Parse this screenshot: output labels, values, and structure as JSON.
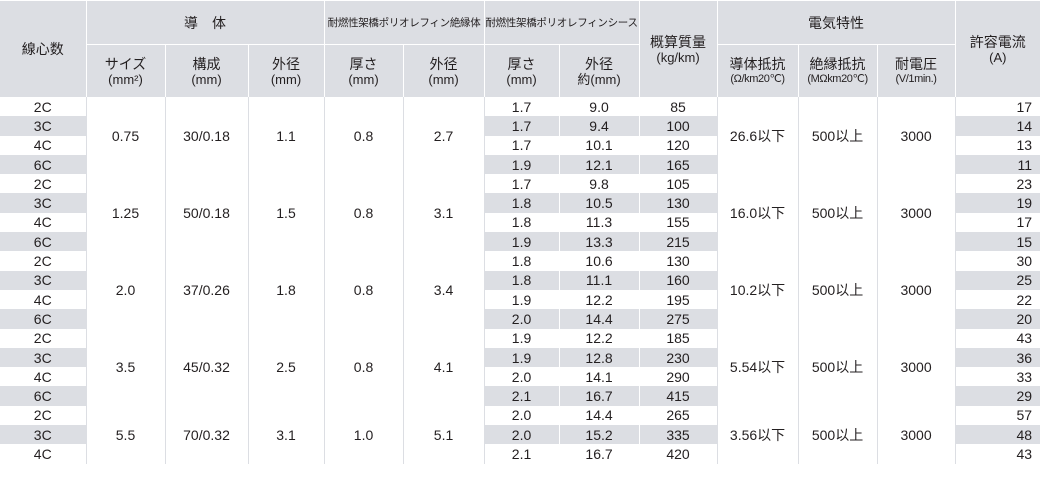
{
  "headers": {
    "cores": "線心数",
    "conductor": "導　体",
    "insulation": "耐燃性架橋ポリオレフィン絶縁体",
    "sheath": "耐燃性架橋ポリオレフィンシース",
    "mass": "概算質量",
    "mass_unit": "(kg/km)",
    "electrical": "電気特性",
    "ampacity": "許容電流",
    "ampacity_unit": "(A)",
    "size": "サイズ",
    "size_unit": "(mm²)",
    "composition": "構成",
    "composition_unit": "(mm)",
    "od": "外径",
    "od_unit": "(mm)",
    "ins_thickness": "厚さ",
    "ins_thickness_unit": "(mm)",
    "ins_od": "外径",
    "ins_od_unit": "(mm)",
    "sh_thickness": "厚さ",
    "sh_thickness_unit": "(mm)",
    "sh_od": "外径",
    "sh_od_unit": "約(mm)",
    "cond_res": "導体抵抗",
    "cond_res_unit": "(Ω/km20℃)",
    "ins_res": "絶縁抵抗",
    "ins_res_unit": "(MΩkm20℃)",
    "withstand": "耐電圧",
    "withstand_unit": "(V/1min.)"
  },
  "groups": [
    {
      "size": "0.75",
      "composition": "30/0.18",
      "od": "1.1",
      "ins_thickness": "0.8",
      "ins_od": "2.7",
      "cond_res": "26.6以下",
      "ins_res": "500以上",
      "withstand": "3000",
      "rows": [
        {
          "cores": "2C",
          "sh_thickness": "1.7",
          "sh_od": "9.0",
          "mass": "85",
          "ampacity": "17"
        },
        {
          "cores": "3C",
          "sh_thickness": "1.7",
          "sh_od": "9.4",
          "mass": "100",
          "ampacity": "14"
        },
        {
          "cores": "4C",
          "sh_thickness": "1.7",
          "sh_od": "10.1",
          "mass": "120",
          "ampacity": "13"
        },
        {
          "cores": "6C",
          "sh_thickness": "1.9",
          "sh_od": "12.1",
          "mass": "165",
          "ampacity": "11"
        }
      ]
    },
    {
      "size": "1.25",
      "composition": "50/0.18",
      "od": "1.5",
      "ins_thickness": "0.8",
      "ins_od": "3.1",
      "cond_res": "16.0以下",
      "ins_res": "500以上",
      "withstand": "3000",
      "rows": [
        {
          "cores": "2C",
          "sh_thickness": "1.7",
          "sh_od": "9.8",
          "mass": "105",
          "ampacity": "23"
        },
        {
          "cores": "3C",
          "sh_thickness": "1.8",
          "sh_od": "10.5",
          "mass": "130",
          "ampacity": "19"
        },
        {
          "cores": "4C",
          "sh_thickness": "1.8",
          "sh_od": "11.3",
          "mass": "155",
          "ampacity": "17"
        },
        {
          "cores": "6C",
          "sh_thickness": "1.9",
          "sh_od": "13.3",
          "mass": "215",
          "ampacity": "15"
        }
      ]
    },
    {
      "size": "2.0",
      "composition": "37/0.26",
      "od": "1.8",
      "ins_thickness": "0.8",
      "ins_od": "3.4",
      "cond_res": "10.2以下",
      "ins_res": "500以上",
      "withstand": "3000",
      "rows": [
        {
          "cores": "2C",
          "sh_thickness": "1.8",
          "sh_od": "10.6",
          "mass": "130",
          "ampacity": "30"
        },
        {
          "cores": "3C",
          "sh_thickness": "1.8",
          "sh_od": "11.1",
          "mass": "160",
          "ampacity": "25"
        },
        {
          "cores": "4C",
          "sh_thickness": "1.9",
          "sh_od": "12.2",
          "mass": "195",
          "ampacity": "22"
        },
        {
          "cores": "6C",
          "sh_thickness": "2.0",
          "sh_od": "14.4",
          "mass": "275",
          "ampacity": "20"
        }
      ]
    },
    {
      "size": "3.5",
      "composition": "45/0.32",
      "od": "2.5",
      "ins_thickness": "0.8",
      "ins_od": "4.1",
      "cond_res": "5.54以下",
      "ins_res": "500以上",
      "withstand": "3000",
      "rows": [
        {
          "cores": "2C",
          "sh_thickness": "1.9",
          "sh_od": "12.2",
          "mass": "185",
          "ampacity": "43"
        },
        {
          "cores": "3C",
          "sh_thickness": "1.9",
          "sh_od": "12.8",
          "mass": "230",
          "ampacity": "36"
        },
        {
          "cores": "4C",
          "sh_thickness": "2.0",
          "sh_od": "14.1",
          "mass": "290",
          "ampacity": "33"
        },
        {
          "cores": "6C",
          "sh_thickness": "2.1",
          "sh_od": "16.7",
          "mass": "415",
          "ampacity": "29"
        }
      ]
    },
    {
      "size": "5.5",
      "composition": "70/0.32",
      "od": "3.1",
      "ins_thickness": "1.0",
      "ins_od": "5.1",
      "cond_res": "3.56以下",
      "ins_res": "500以上",
      "withstand": "3000",
      "rows": [
        {
          "cores": "2C",
          "sh_thickness": "2.0",
          "sh_od": "14.4",
          "mass": "265",
          "ampacity": "57"
        },
        {
          "cores": "3C",
          "sh_thickness": "2.0",
          "sh_od": "15.2",
          "mass": "335",
          "ampacity": "48"
        },
        {
          "cores": "4C",
          "sh_thickness": "2.1",
          "sh_od": "16.7",
          "mass": "420",
          "ampacity": "43"
        }
      ]
    }
  ]
}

-=-=-

*Exercise description*:
Leave out the pictures and print every line of the data exactly.

*Output of the task*:
Parse this screenshot: output labels, values, and structure as JSON.
{
  "headers": {
    "cores": "線心数",
    "conductor": "導　体",
    "insulation": "耐燃性架橋ポリオレフィン絶縁体",
    "sheath": "耐燃性架橋ポリオレフィンシース",
    "mass": "概算質量",
    "mass_unit": "(kg/km)",
    "electrical": "電気特性",
    "ampacity": "許容電流",
    "ampacity_unit": "(A)",
    "size": "サイズ",
    "size_unit": "(mm²)",
    "composition": "構成",
    "composition_unit": "(mm)",
    "od": "外径",
    "od_unit": "(mm)",
    "ins_thickness": "厚さ",
    "ins_thickness_unit": "(mm)",
    "ins_od": "外径",
    "ins_od_unit": "(mm)",
    "sh_thickness": "厚さ",
    "sh_thickness_unit": "(mm)",
    "sh_od": "外径",
    "sh_od_unit": "約(mm)",
    "cond_res": "導体抵抗",
    "cond_res_unit": "(Ω/km20℃)",
    "ins_res": "絶縁抵抗",
    "ins_res_unit": "(MΩkm20℃)",
    "withstand": "耐電圧",
    "withstand_unit": "(V/1min.)"
  },
  "groups": [
    {
      "size": "0.75",
      "composition": "30/0.18",
      "od": "1.1",
      "ins_thickness": "0.8",
      "ins_od": "2.7",
      "cond_res": "26.6以下",
      "ins_res": "500以上",
      "withstand": "3000",
      "rows": [
        {
          "cores": "2C",
          "sh_thickness": "1.7",
          "sh_od": "9.0",
          "mass": "85",
          "ampacity": "17"
        },
        {
          "cores": "3C",
          "sh_thickness": "1.7",
          "sh_od": "9.4",
          "mass": "100",
          "ampacity": "14"
        },
        {
          "cores": "4C",
          "sh_thickness": "1.7",
          "sh_od": "10.1",
          "mass": "120",
          "ampacity": "13"
        },
        {
          "cores": "6C",
          "sh_thickness": "1.9",
          "sh_od": "12.1",
          "mass": "165",
          "ampacity": "11"
        }
      ]
    },
    {
      "size": "1.25",
      "composition": "50/0.18",
      "od": "1.5",
      "ins_thickness": "0.8",
      "ins_od": "3.1",
      "cond_res": "16.0以下",
      "ins_res": "500以上",
      "withstand": "3000",
      "rows": [
        {
          "cores": "2C",
          "sh_thickness": "1.7",
          "sh_od": "9.8",
          "mass": "105",
          "ampacity": "23"
        },
        {
          "cores": "3C",
          "sh_thickness": "1.8",
          "sh_od": "10.5",
          "mass": "130",
          "ampacity": "19"
        },
        {
          "cores": "4C",
          "sh_thickness": "1.8",
          "sh_od": "11.3",
          "mass": "155",
          "ampacity": "17"
        },
        {
          "cores": "6C",
          "sh_thickness": "1.9",
          "sh_od": "13.3",
          "mass": "215",
          "ampacity": "15"
        }
      ]
    },
    {
      "size": "2.0",
      "composition": "37/0.26",
      "od": "1.8",
      "ins_thickness": "0.8",
      "ins_od": "3.4",
      "cond_res": "10.2以下",
      "ins_res": "500以上",
      "withstand": "3000",
      "rows": [
        {
          "cores": "2C",
          "sh_thickness": "1.8",
          "sh_od": "10.6",
          "mass": "130",
          "ampacity": "30"
        },
        {
          "cores": "3C",
          "sh_thickness": "1.8",
          "sh_od": "11.1",
          "mass": "160",
          "ampacity": "25"
        },
        {
          "cores": "4C",
          "sh_thickness": "1.9",
          "sh_od": "12.2",
          "mass": "195",
          "ampacity": "22"
        },
        {
          "cores": "6C",
          "sh_thickness": "2.0",
          "sh_od": "14.4",
          "mass": "275",
          "ampacity": "20"
        }
      ]
    },
    {
      "size": "3.5",
      "composition": "45/0.32",
      "od": "2.5",
      "ins_thickness": "0.8",
      "ins_od": "4.1",
      "cond_res": "5.54以下",
      "ins_res": "500以上",
      "withstand": "3000",
      "rows": [
        {
          "cores": "2C",
          "sh_thickness": "1.9",
          "sh_od": "12.2",
          "mass": "185",
          "ampacity": "43"
        },
        {
          "cores": "3C",
          "sh_thickness": "1.9",
          "sh_od": "12.8",
          "mass": "230",
          "ampacity": "36"
        },
        {
          "cores": "4C",
          "sh_thickness": "2.0",
          "sh_od": "14.1",
          "mass": "290",
          "ampacity": "33"
        },
        {
          "cores": "6C",
          "sh_thickness": "2.1",
          "sh_od": "16.7",
          "mass": "415",
          "ampacity": "29"
        }
      ]
    },
    {
      "size": "5.5",
      "composition": "70/0.32",
      "od": "3.1",
      "ins_thickness": "1.0",
      "ins_od": "5.1",
      "cond_res": "3.56以下",
      "ins_res": "500以上",
      "withstand": "3000",
      "rows": [
        {
          "cores": "2C",
          "sh_thickness": "2.0",
          "sh_od": "14.4",
          "mass": "265",
          "ampacity": "57"
        },
        {
          "cores": "3C",
          "sh_thickness": "2.0",
          "sh_od": "15.2",
          "mass": "335",
          "ampacity": "48"
        },
        {
          "cores": "4C",
          "sh_thickness": "2.1",
          "sh_od": "16.7",
          "mass": "420",
          "ampacity": "43"
        }
      ]
    }
  ]
}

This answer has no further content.